[Work to be completed] Print the listing in its entirety and exactly, leaving out images.

————

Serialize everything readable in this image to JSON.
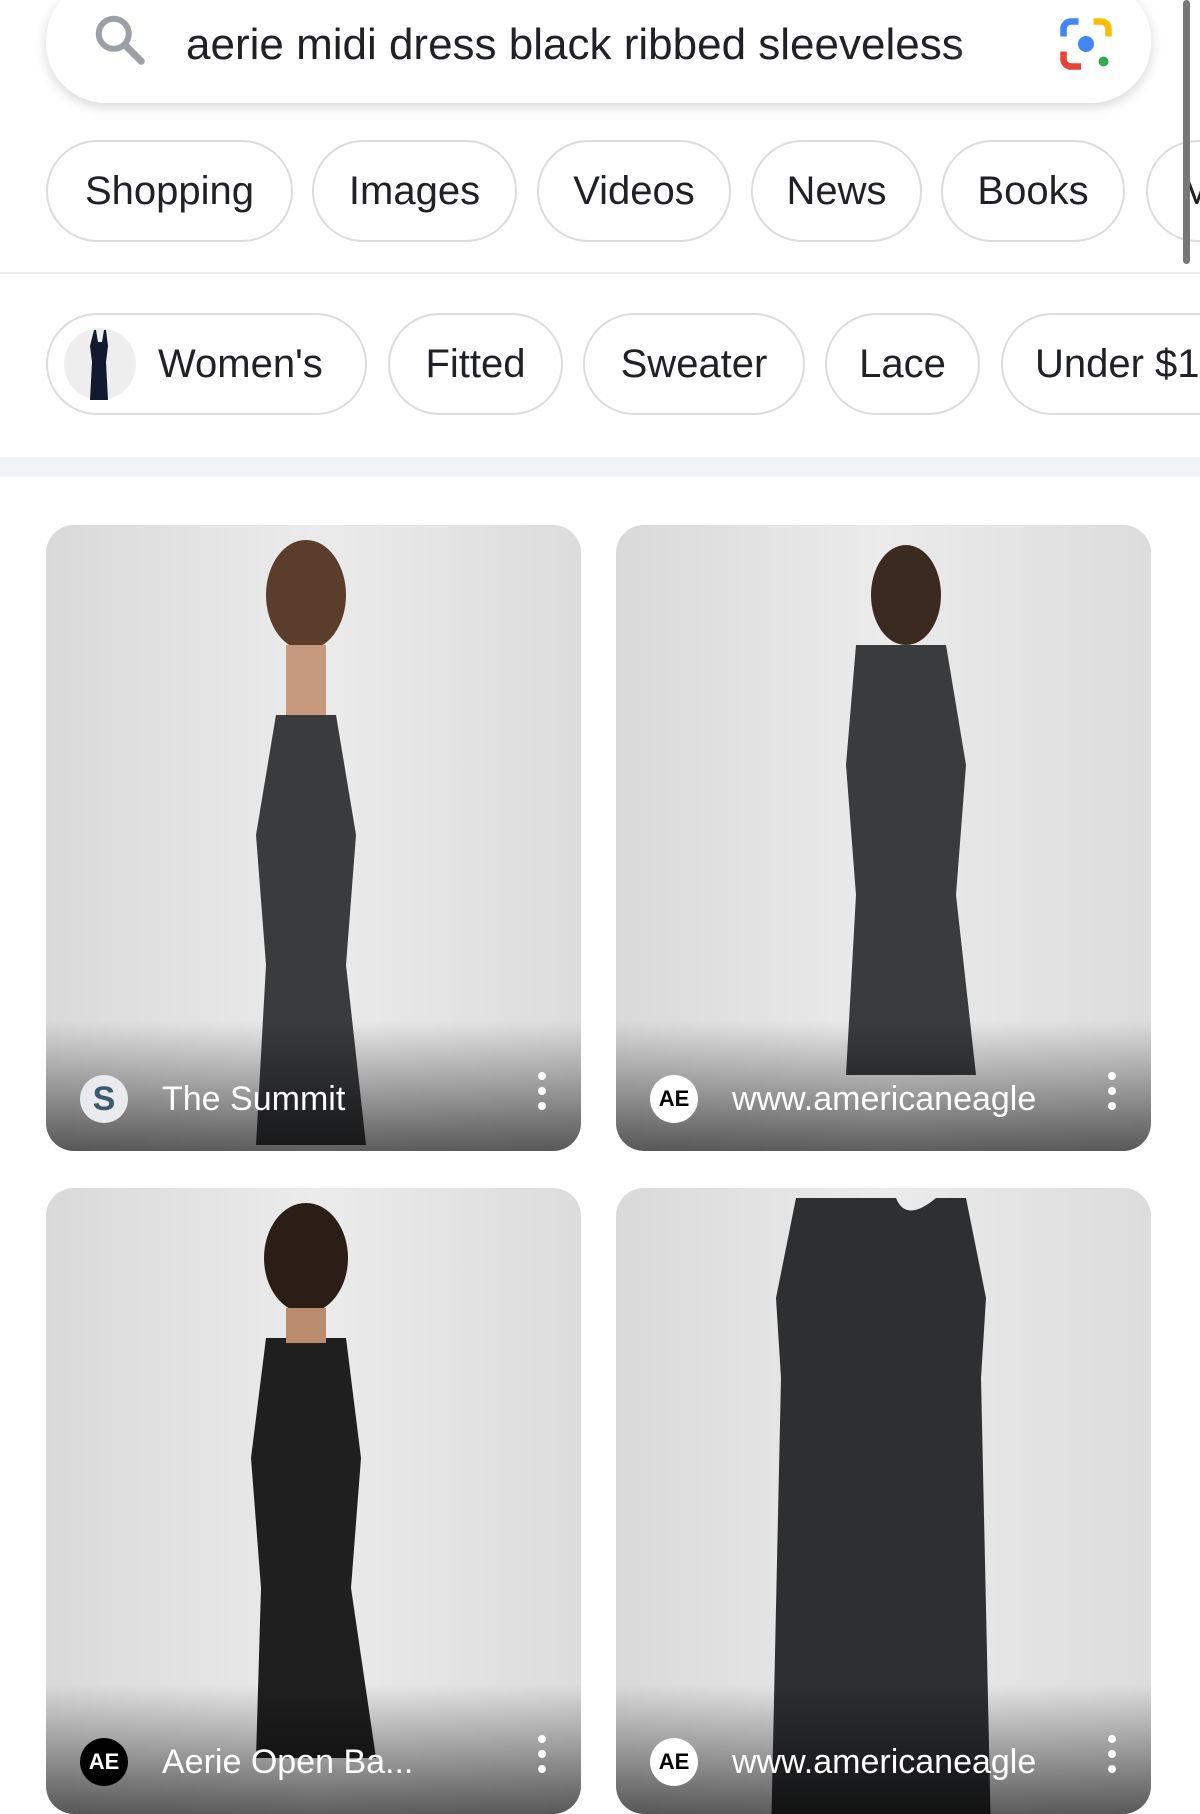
{
  "search": {
    "query": "aerie midi dress black ribbed sleeveless",
    "icon": "search-icon",
    "lens_icon": "google-lens-icon"
  },
  "tabs": [
    {
      "label": "Shopping"
    },
    {
      "label": "Images"
    },
    {
      "label": "Videos"
    },
    {
      "label": "News"
    },
    {
      "label": "Books"
    },
    {
      "label": "M"
    }
  ],
  "filters": [
    {
      "label": "Women's",
      "thumbnail": "dress-thumbnail"
    },
    {
      "label": "Fitted"
    },
    {
      "label": "Sweater"
    },
    {
      "label": "Lace"
    },
    {
      "label": "Under $1"
    }
  ],
  "results": [
    {
      "source": "The Summit",
      "logo_text": "S",
      "logo_bg": "#e8eaed",
      "logo_color": "#3c5a6e"
    },
    {
      "source": "www.americaneagle",
      "logo_text": "AE",
      "logo_bg": "#ffffff",
      "logo_color": "#000000"
    },
    {
      "source": "Aerie Open Ba...",
      "logo_text": "AE",
      "logo_bg": "#000000",
      "logo_color": "#ffffff"
    },
    {
      "source": "www.americaneagle",
      "logo_text": "AE",
      "logo_bg": "#ffffff",
      "logo_color": "#000000"
    }
  ]
}
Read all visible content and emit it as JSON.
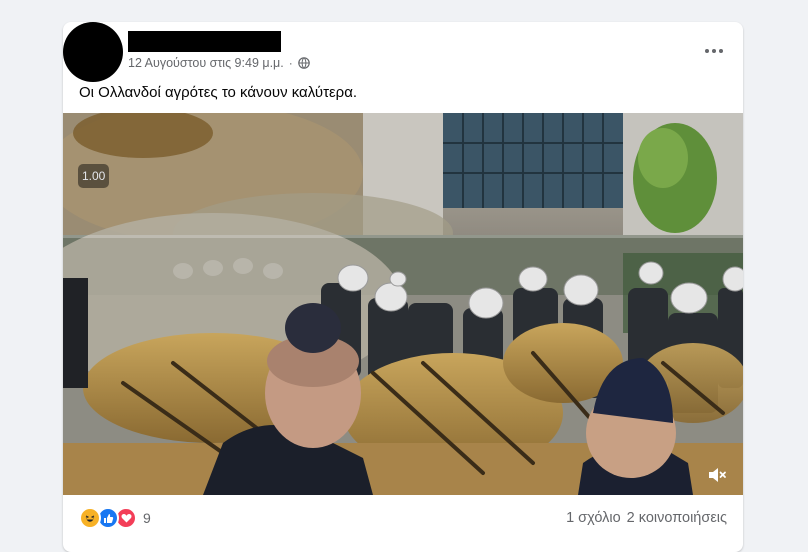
{
  "post": {
    "timestamp": "12 Αυγούστου στις 9:49 μ.μ.",
    "separator": "·",
    "text": "Οι Ολλανδοί αγρότες το κάνουν καλύτερα."
  },
  "video": {
    "speed_label": "1.00"
  },
  "footer": {
    "reaction_count": "9",
    "comments": "1 σχόλιο",
    "shares": "2 κοινοποιήσεις"
  },
  "icons": {
    "more": "more-options-icon",
    "audience": "globe-icon",
    "mute": "speaker-muted-icon",
    "reactions": [
      "haha-icon",
      "like-icon",
      "love-icon"
    ]
  },
  "colors": {
    "secondary_text": "#65676b",
    "like": "#1877f2",
    "love": "#f33e58",
    "haha": "#f7b125"
  }
}
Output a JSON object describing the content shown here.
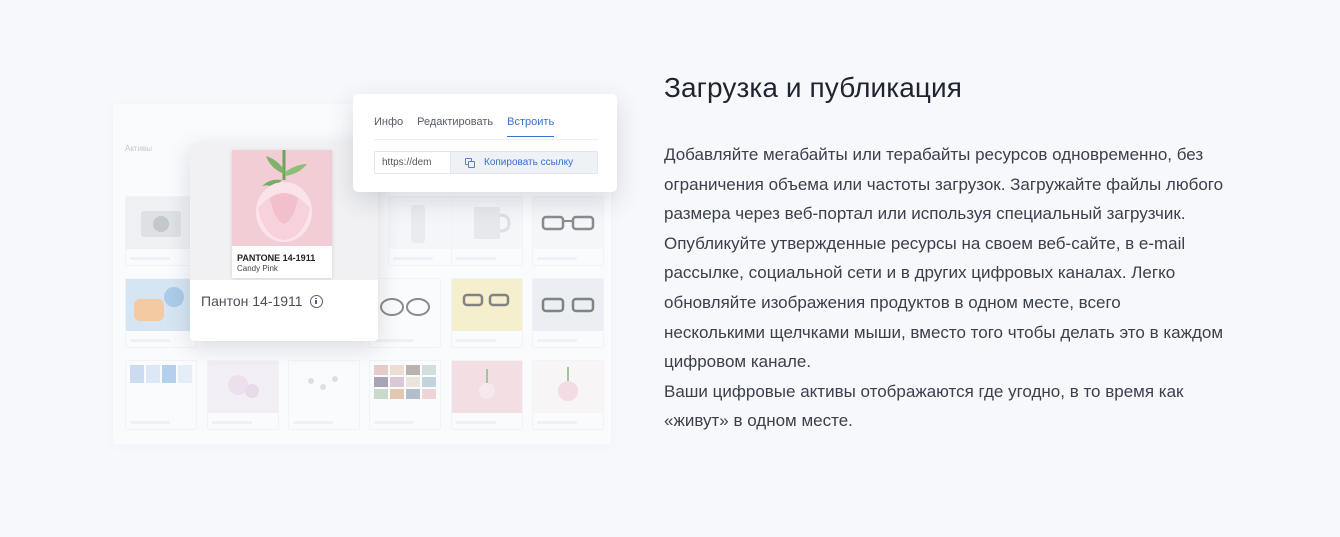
{
  "illustration": {
    "assets_title": "Активы",
    "asset_card": {
      "pantone_code": "PANTONE 14-1911",
      "pantone_name": "Candy Pink",
      "caption": "Пантон 14-1911"
    },
    "share_popup": {
      "tabs": [
        {
          "label": "Инфо",
          "active": false
        },
        {
          "label": "Редактировать",
          "active": false
        },
        {
          "label": "Встроить",
          "active": true
        }
      ],
      "url_value": "https://dem",
      "copy_button_label": "Копировать ссылку"
    },
    "tiles": [
      "glasses-icon",
      "mug",
      "rose",
      "palette"
    ]
  },
  "content": {
    "heading": "Загрузка и публикация",
    "paragraphs": [
      "Добавляйте мегабайты или терабайты ресурсов одновременно, без ограничения объема или частоты загрузок. Загружайте файлы любого размера через веб-портал или используя специальный загрузчик.",
      "Опубликуйте утвержденные ресурсы на своем веб-сайте, в e-mail рассылке, социальной сети и в других цифровых каналах. Легко обновляйте изображения продуктов в одном месте, всего несколькими щелчками мыши, вместо того чтобы делать это в каждом цифровом канале.",
      "Ваши цифровые активы отображаются где угодно, в то время как «живут» в одном месте."
    ]
  },
  "colors": {
    "accent": "#3a70c9",
    "background": "#f6f8fc",
    "candy_pink": "#f2cdd6"
  }
}
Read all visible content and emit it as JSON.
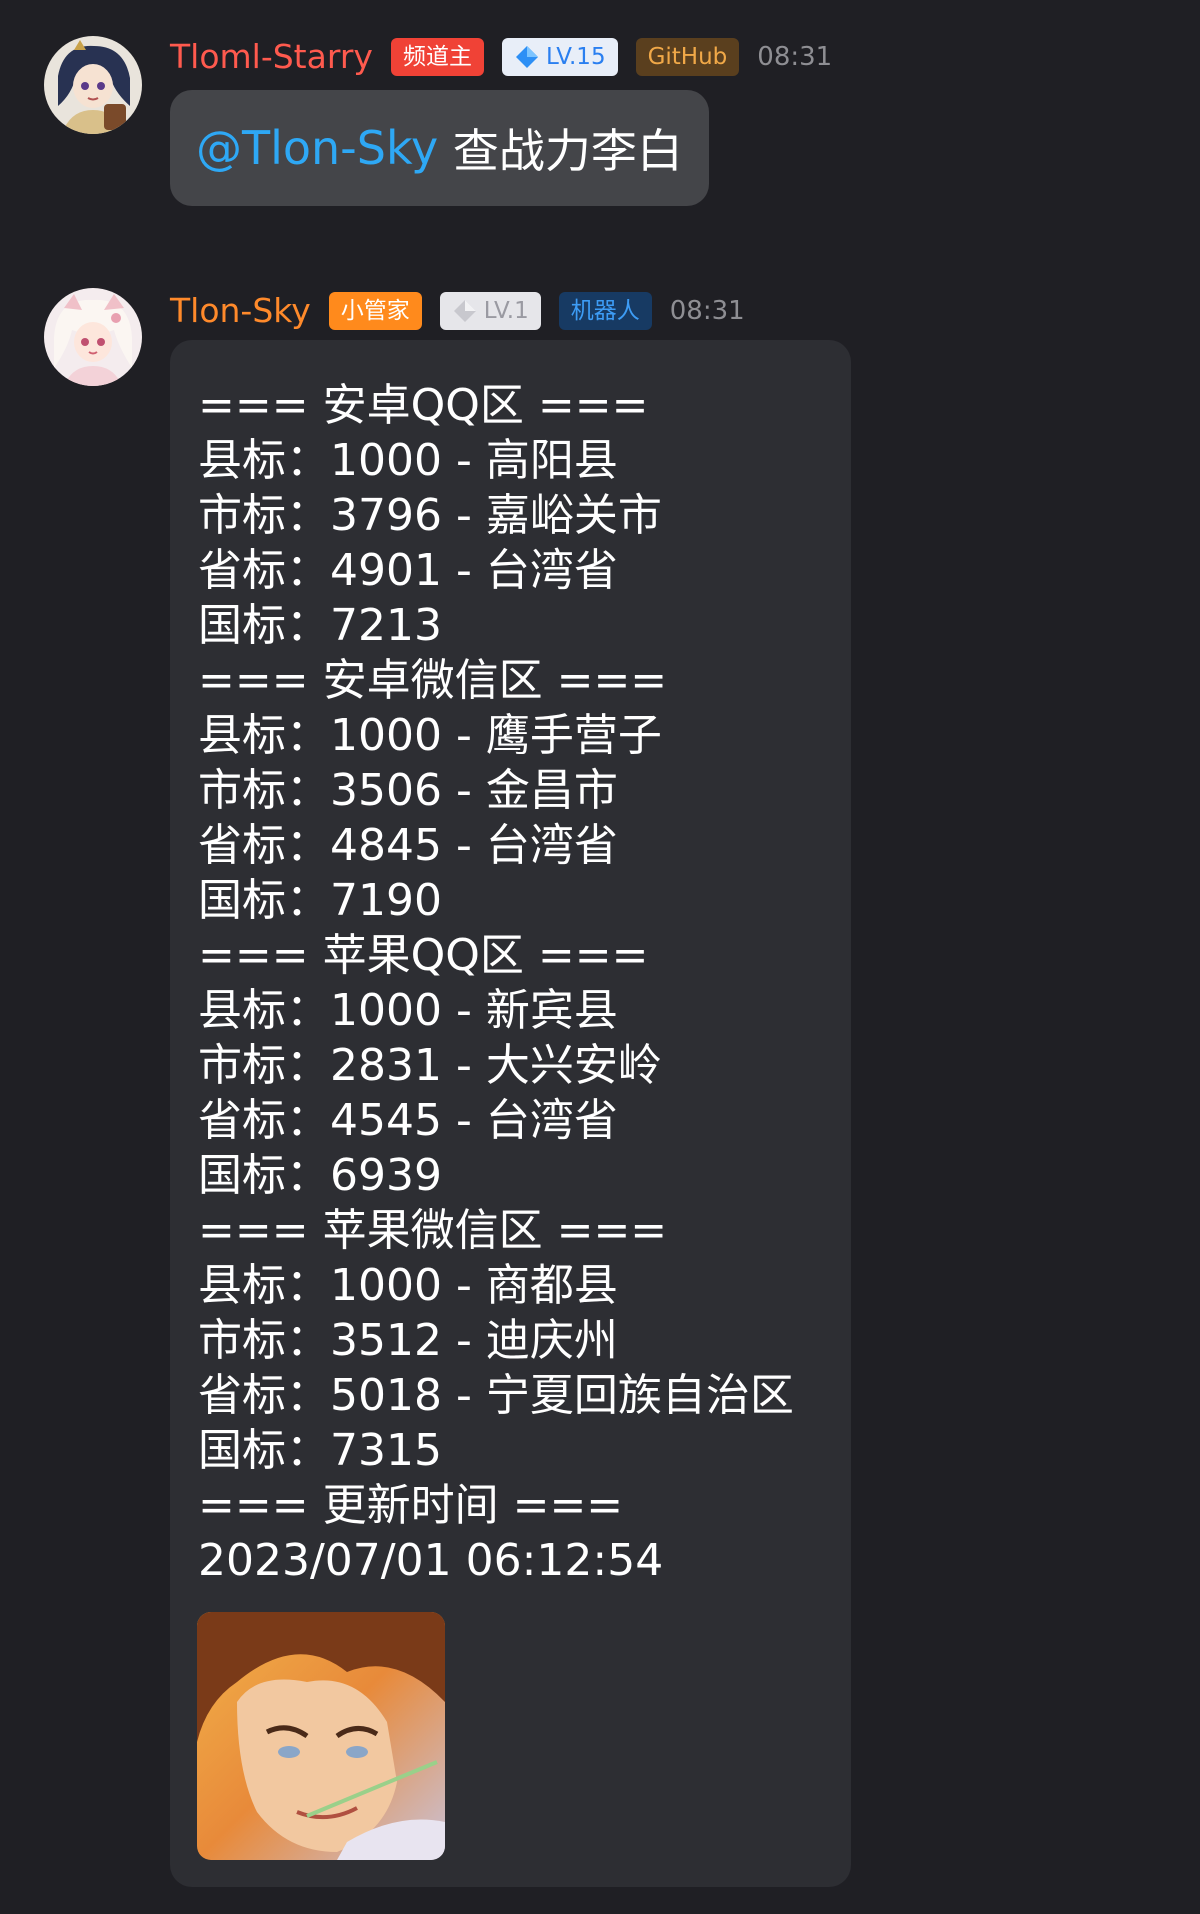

————

[Written solution]
Serialize everything readable in this image to JSON.
{
  "search": {
    "query": "aerie midi dress black ribbed sleeveless",
    "icon": "search-icon",
    "lens_icon": "google-lens-icon"
  },
  "tabs": [
    {
      "label": "Shopping"
    },
    {
      "label": "Images"
    },
    {
      "label": "Videos"
    },
    {
      "label": "News"
    },
    {
      "label": "Books"
    },
    {
      "label": "M"
    }
  ],
  "filters": [
    {
      "label": "Women's",
      "thumbnail": "dress-thumbnail"
    },
    {
      "label": "Fitted"
    },
    {
      "label": "Sweater"
    },
    {
      "label": "Lace"
    },
    {
      "label": "Under $1"
    }
  ],
  "results": [
    {
      "source": "The Summit",
      "logo_text": "S",
      "logo_bg": "#e8eaed",
      "logo_color": "#3c5a6e"
    },
    {
      "source": "www.americaneagle",
      "logo_text": "AE",
      "logo_bg": "#ffffff",
      "logo_color": "#000000"
    },
    {
      "source": "Aerie Open Ba...",
      "logo_text": "AE",
      "logo_bg": "#000000",
      "logo_color": "#ffffff"
    },
    {
      "source": "www.americaneagle",
      "logo_text": "AE",
      "logo_bg": "#ffffff",
      "logo_color": "#000000"
    }
  ]
}
Read all visible content and emit it as JSON.
{
  "post": {
    "timestamp": "12 Αυγούστου στις 9:49 μ.μ.",
    "separator": "·",
    "text": "Οι Ολλανδοί αγρότες το κάνουν καλύτερα."
  },
  "video": {
    "speed_label": "1.00"
  },
  "footer": {
    "reaction_count": "9",
    "comments": "1 σχόλιο",
    "shares": "2 κοινοποιήσεις"
  },
  "icons": {
    "more": "more-options-icon",
    "audience": "globe-icon",
    "mute": "speaker-muted-icon",
    "reactions": [
      "haha-icon",
      "like-icon",
      "love-icon"
    ]
  },
  "colors": {
    "secondary_text": "#65676b",
    "like": "#1877f2",
    "love": "#f33e58",
    "haha": "#f7b125"
  }
}
Output a JSON object describing the content shown here.
{
  "illustration": {
    "assets_title": "Активы",
    "asset_card": {
      "pantone_code": "PANTONE 14-1911",
      "pantone_name": "Candy Pink",
      "caption": "Пантон 14-1911"
    },
    "share_popup": {
      "tabs": [
        {
          "label": "Инфо",
          "active": false
        },
        {
          "label": "Редактировать",
          "active": false
        },
        {
          "label": "Встроить",
          "active": true
        }
      ],
      "url_value": "https://dem",
      "copy_button_label": "Копировать ссылку"
    },
    "tiles": [
      "glasses-icon",
      "mug",
      "rose",
      "palette"
    ]
  },
  "content": {
    "heading": "Загрузка и публикация",
    "paragraphs": [
      "Добавляйте мегабайты или терабайты ресурсов одновременно, без ограничения объема или частоты загрузок. Загружайте файлы любого размера через веб-портал или используя специальный загрузчик.",
      "Опубликуйте утвержденные ресурсы на своем веб-сайте, в e-mail рассылке, социальной сети и в других цифровых каналах. Легко обновляйте изображения продуктов в одном месте, всего несколькими щелчками мыши, вместо того чтобы делать это в каждом цифровом канале.",
      "Ваши цифровые активы отображаются где угодно, в то время как «живут» в одном месте."
    ]
  },
  "colors": {
    "accent": "#3a70c9",
    "background": "#f6f8fc",
    "candy_pink": "#f2cdd6"
  }
}
Read all visible content and emit it as JSON.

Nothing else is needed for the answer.